### Requirement
Repeat each record exactly as written, and drop any images.

===============

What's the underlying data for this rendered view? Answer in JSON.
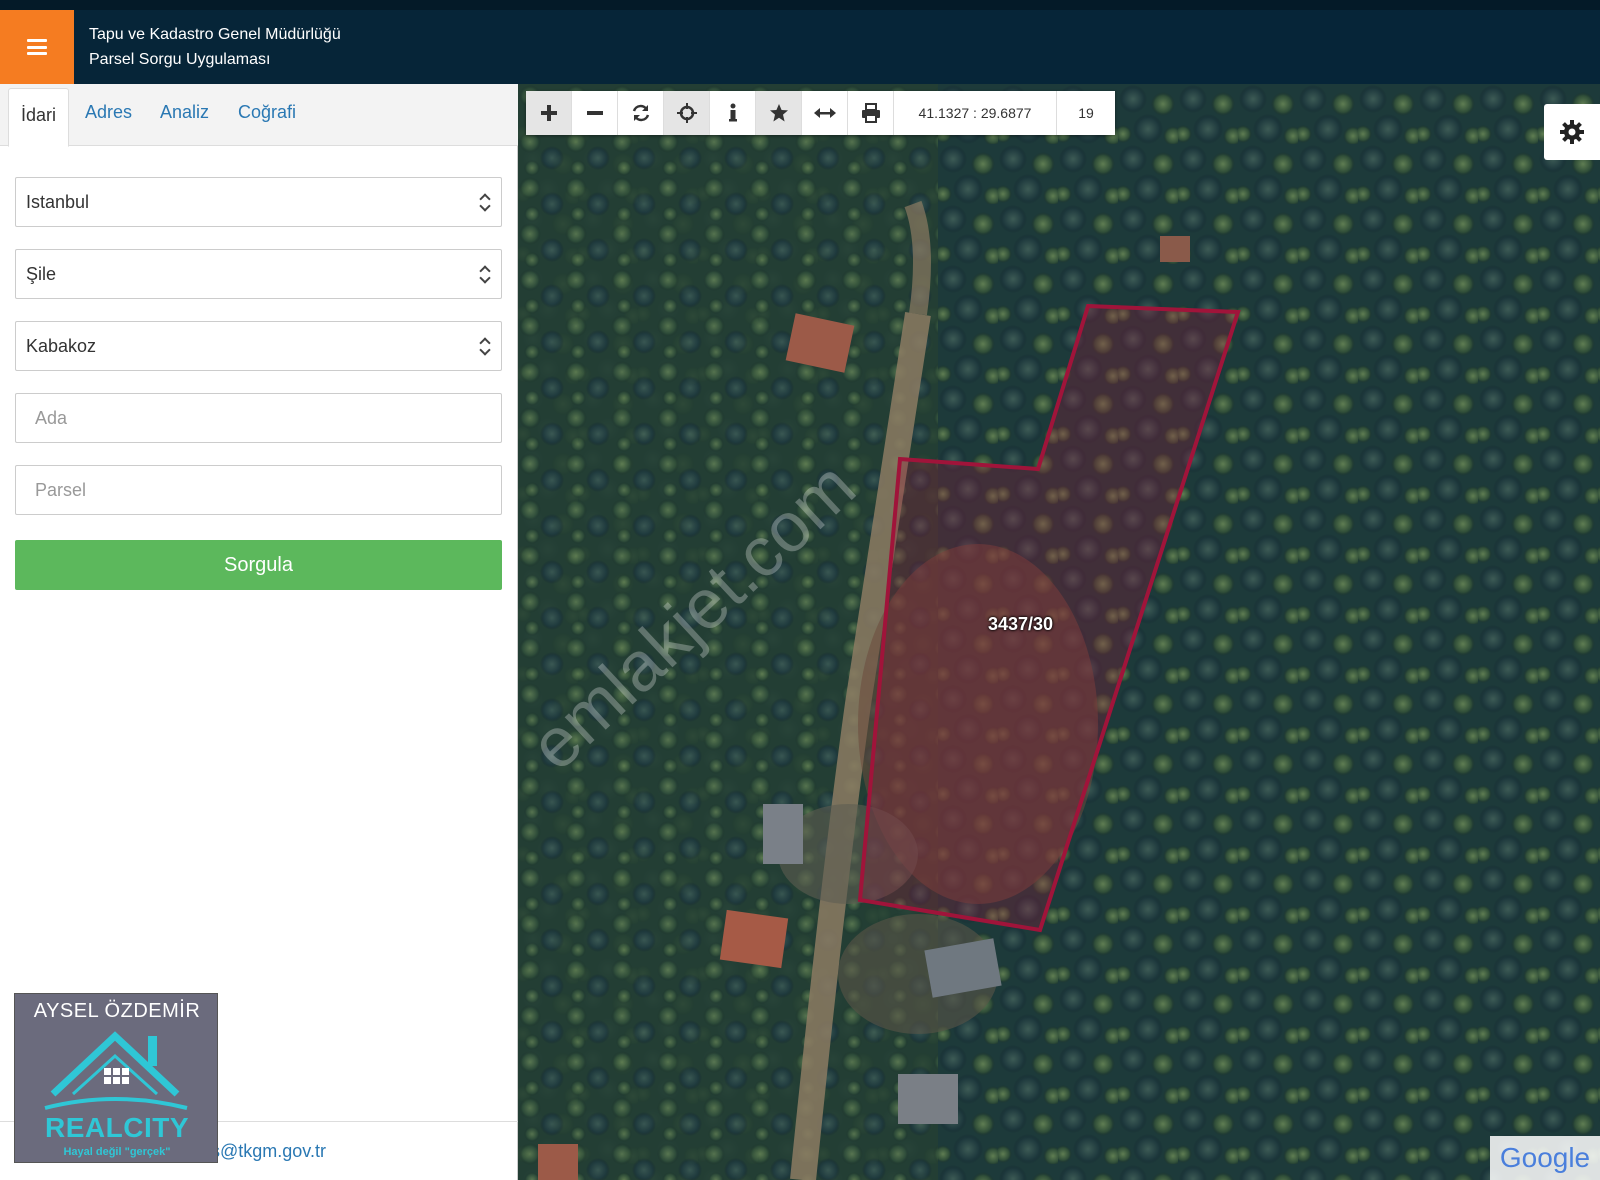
{
  "header": {
    "title_line1": "Tapu ve Kadastro Genel Müdürlüğü",
    "title_line2": "Parsel Sorgu Uygulaması"
  },
  "tabs": [
    {
      "label": "İdari",
      "active": true
    },
    {
      "label": "Adres",
      "active": false
    },
    {
      "label": "Analiz",
      "active": false
    },
    {
      "label": "Coğrafi",
      "active": false
    }
  ],
  "form": {
    "province": "Istanbul",
    "district": "Şile",
    "neighborhood": "Kabakoz",
    "ada_placeholder": "Ada",
    "parsel_placeholder": "Parsel",
    "submit_label": "Sorgula"
  },
  "footer": {
    "email": "cbs@tkgm.gov.tr"
  },
  "logo": {
    "name": "AYSEL ÖZDEMİR",
    "brand": "REALCITY",
    "tagline": "Hayal değil \"gerçek\""
  },
  "map": {
    "coordinates": "41.1327 : 29.6877",
    "zoom_level": "19",
    "parcel_label": "3437/30",
    "attribution": "Google",
    "watermark": "emlakjet.com",
    "tools": [
      "plus-icon",
      "minus-icon",
      "refresh-icon",
      "crosshair-icon",
      "info-icon",
      "star-icon",
      "measure-icon",
      "print-icon"
    ],
    "parcel_color": "#a0143a"
  }
}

===============

### Exercise result
What's the underlying data for this rendered view? Answer in JSON.
{
  "header": {
    "title_line1": "Tapu ve Kadastro Genel Müdürlüğü",
    "title_line2": "Parsel Sorgu Uygulaması"
  },
  "tabs": [
    {
      "label": "İdari",
      "active": true
    },
    {
      "label": "Adres",
      "active": false
    },
    {
      "label": "Analiz",
      "active": false
    },
    {
      "label": "Coğrafi",
      "active": false
    }
  ],
  "form": {
    "province": "Istanbul",
    "district": "Şile",
    "neighborhood": "Kabakoz",
    "ada_placeholder": "Ada",
    "parsel_placeholder": "Parsel",
    "submit_label": "Sorgula"
  },
  "footer": {
    "email": "cbs@tkgm.gov.tr"
  },
  "logo": {
    "name": "AYSEL ÖZDEMİR",
    "brand": "REALCITY",
    "tagline": "Hayal değil \"gerçek\""
  },
  "map": {
    "coordinates": "41.1327 : 29.6877",
    "zoom_level": "19",
    "parcel_label": "3437/30",
    "attribution": "Google",
    "watermark": "emlakjet.com",
    "tools": [
      "plus-icon",
      "minus-icon",
      "refresh-icon",
      "crosshair-icon",
      "info-icon",
      "star-icon",
      "measure-icon",
      "print-icon"
    ],
    "parcel_color": "#a0143a"
  }
}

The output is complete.